Data supplied>
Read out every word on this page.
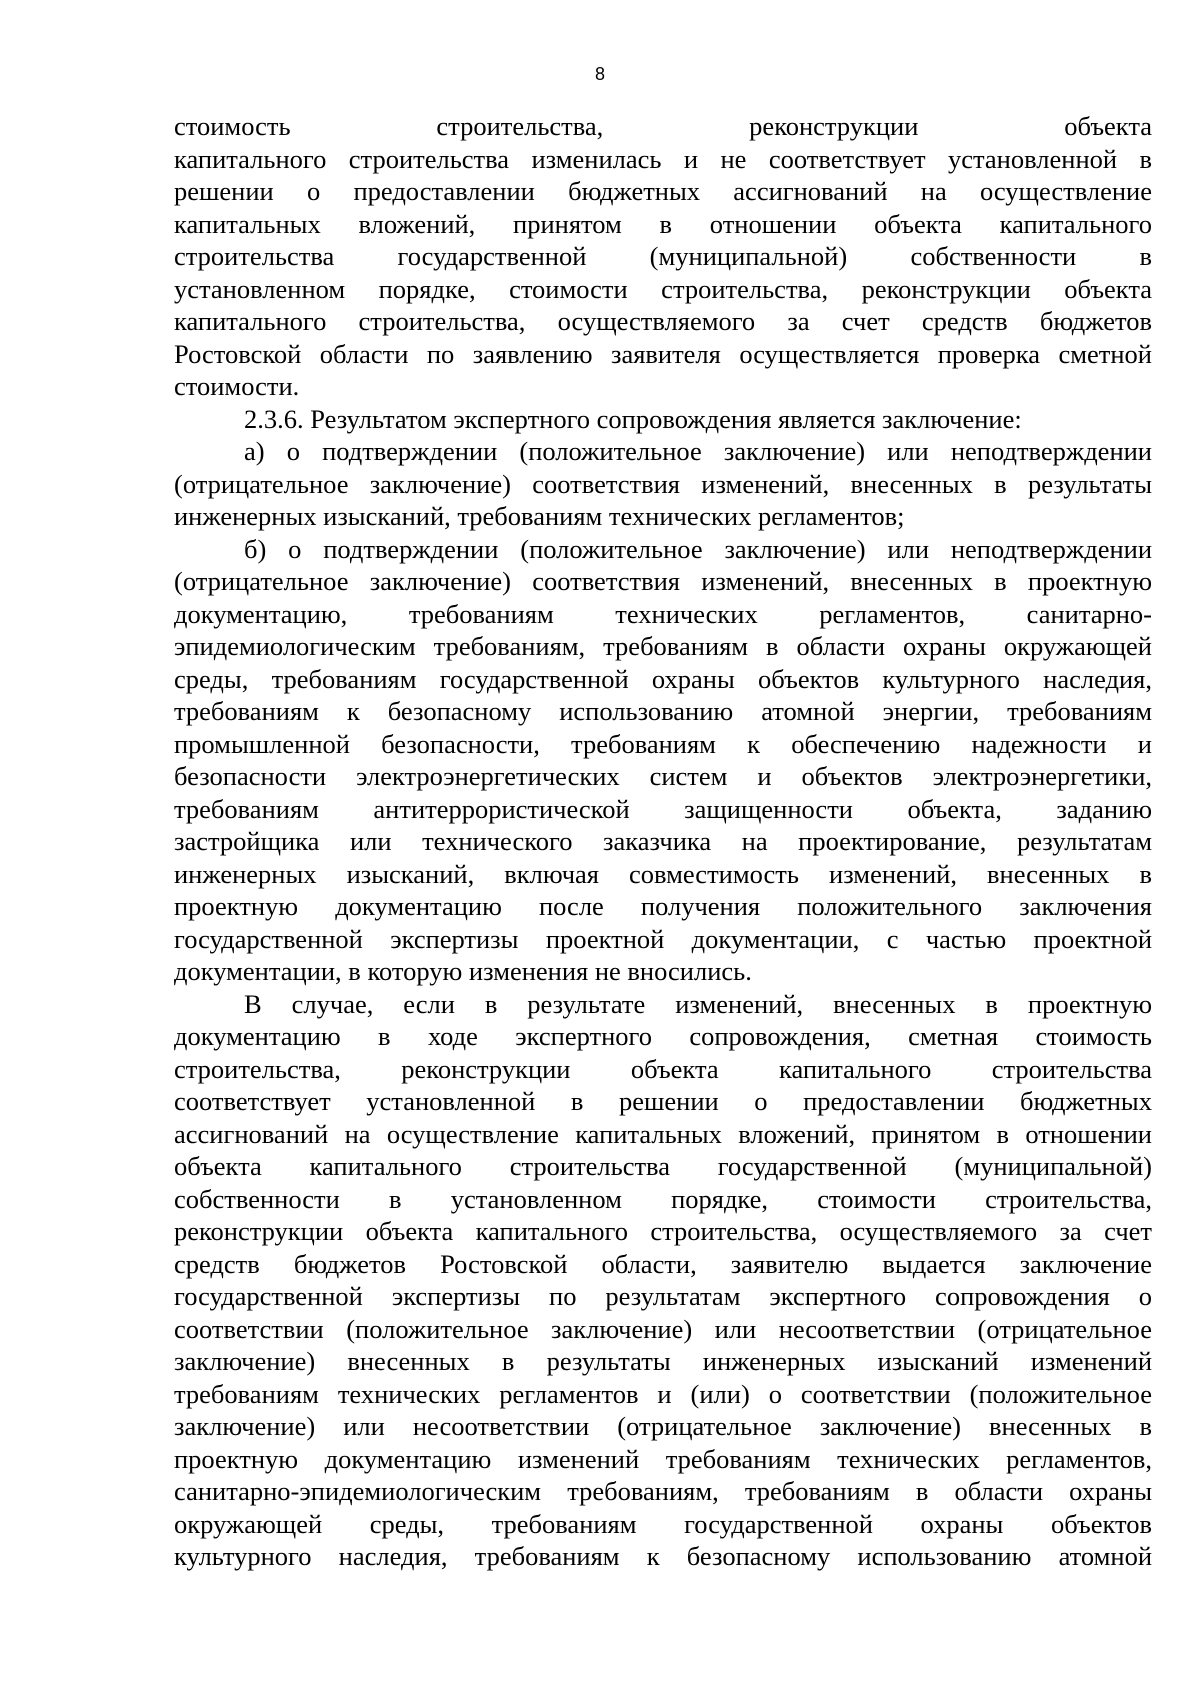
8
стоимость строительства, реконструкции объекта
капитального строительства изменилась и не соответствует установленной в
решении о предоставлении бюджетных ассигнований на осуществление
капитальных вложений, принятом в отношении объекта капитального
строительства государственной (муниципальной) собственности в
установленном порядке, стоимости строительства, реконструкции объекта
капитального строительства, осуществляемого за счет средств бюджетов
Ростовской области по заявлению заявителя осуществляется проверка сметной
стоимости.
2.3.6. Результатом экспертного сопровождения является заключение:
а) о подтверждении (положительное заключение) или неподтверждении
(отрицательное заключение) соответствия изменений, внесенных в результаты
инженерных изысканий, требованиям технических регламентов;
б) о подтверждении (положительное заключение) или неподтверждении
(отрицательное заключение) соответствия изменений, внесенных в проектную
документацию, требованиям технических регламентов, санитарно-
эпидемиологическим требованиям, требованиям в области охраны окружающей
среды, требованиям государственной охраны объектов культурного наследия,
требованиям к безопасному использованию атомной энергии, требованиям
промышленной безопасности, требованиям к обеспечению надежности и
безопасности электроэнергетических систем и объектов электроэнергетики,
требованиям антитеррористической защищенности объекта, заданию
застройщика или технического заказчика на проектирование, результатам
инженерных изысканий, включая совместимость изменений, внесенных в
проектную документацию после получения положительного заключения
государственной экспертизы проектной документации, с частью проектной
документации, в которую изменения не вносились.
В случае, если в результате изменений, внесенных в проектную
документацию в ходе экспертного сопровождения, сметная стоимость
строительства, реконструкции объекта капитального строительства
соответствует установленной в решении о предоставлении бюджетных
ассигнований на осуществление капитальных вложений, принятом в отношении
объекта капитального строительства государственной (муниципальной)
собственности в установленном порядке, стоимости строительства,
реконструкции объекта капитального строительства, осуществляемого за счет
средств бюджетов Ростовской области, заявителю выдается заключение
государственной экспертизы по результатам экспертного сопровождения о
соответствии (положительное заключение) или несоответствии (отрицательное
заключение) внесенных в результаты инженерных изысканий изменений
требованиям технических регламентов и (или) о соответствии (положительное
заключение) или несоответствии (отрицательное заключение) внесенных в
проектную документацию изменений требованиям технических регламентов,
санитарно-эпидемиологическим требованиям, требованиям в области охраны
окружающей среды, требованиям государственной охраны объектов
культурного наследия, требованиям к безопасному использованию атомной
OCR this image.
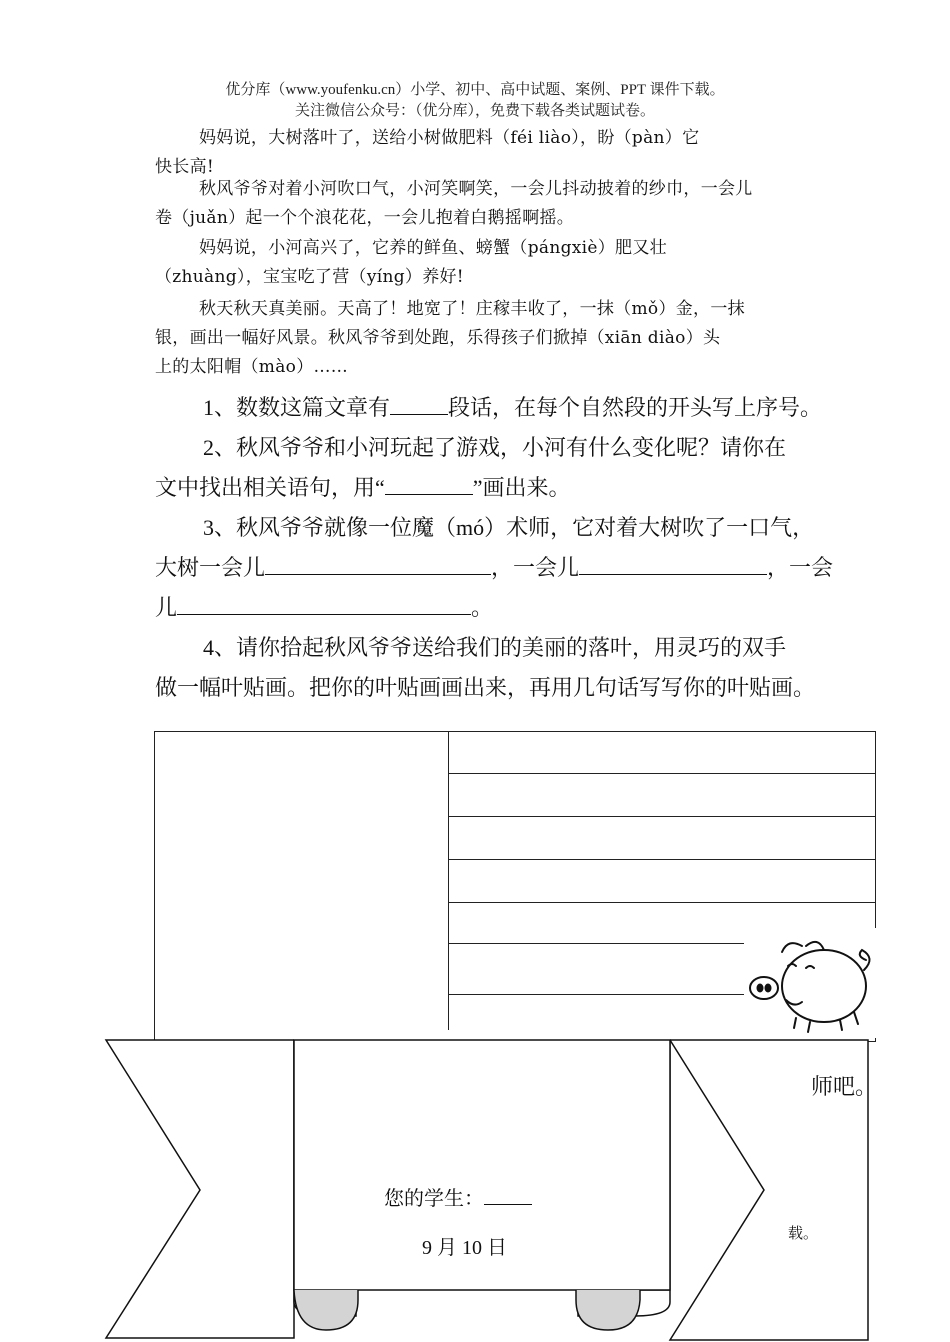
优分库（www.youfenku.cn）小学、初中、高中试题、案例、PPT 课件下载。
关注微信公众号：（优分库），免费下载各类试题试卷。
妈妈说，大树落叶了，送给小树做肥料（féi liào），盼（pàn）它
快长高!
秋风爷爷对着小河吹口气，小河笑啊笑，一会儿抖动披着的纱巾，一会儿
卷（juǎn）起一个个浪花花，一会儿抱着白鹅摇啊摇。
妈妈说，小河高兴了，它养的鲜鱼、螃蟹（pángxiè）肥又壮
（zhuàng），宝宝吃了营（yíng）养好!
秋天秋天真美丽。天高了！地宽了！庄稼丰收了，一抹（mǒ）金，一抹
银，画出一幅好风景。秋风爷爷到处跑，乐得孩子们掀掉（xiān diào）头
上的太阳帽（mào）……
1、数数这篇文章有	段话，在每个自然段的开头写上序号。
2、秋风爷爷和小河玩起了游戏，小河有什么变化呢？请你在
文中找出相关语句，用“	”画出来。
3、秋风爷爷就像一位魔（mó）术师，它对着大树吹了一口气，
大树一会儿	，一会儿	，一会
儿	。
4、请你拾起秋风爷爷送给我们的美丽的落叶，用灵巧的双手
做一幅叶贴画。把你的叶贴画画出来，再用几句话写写你的叶贴画。
师吧。
载。
您的学生：
9 月 10 日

Problem requirements>
Where a line in the material above holds "объектов", copy that line.

Task solution>
среды, требованиям государственной охраны объектов культурного наследия,
безопасности электроэнергетических систем и объектов электроэнергетики,
окружающей среды, требованиям государственной охраны объектов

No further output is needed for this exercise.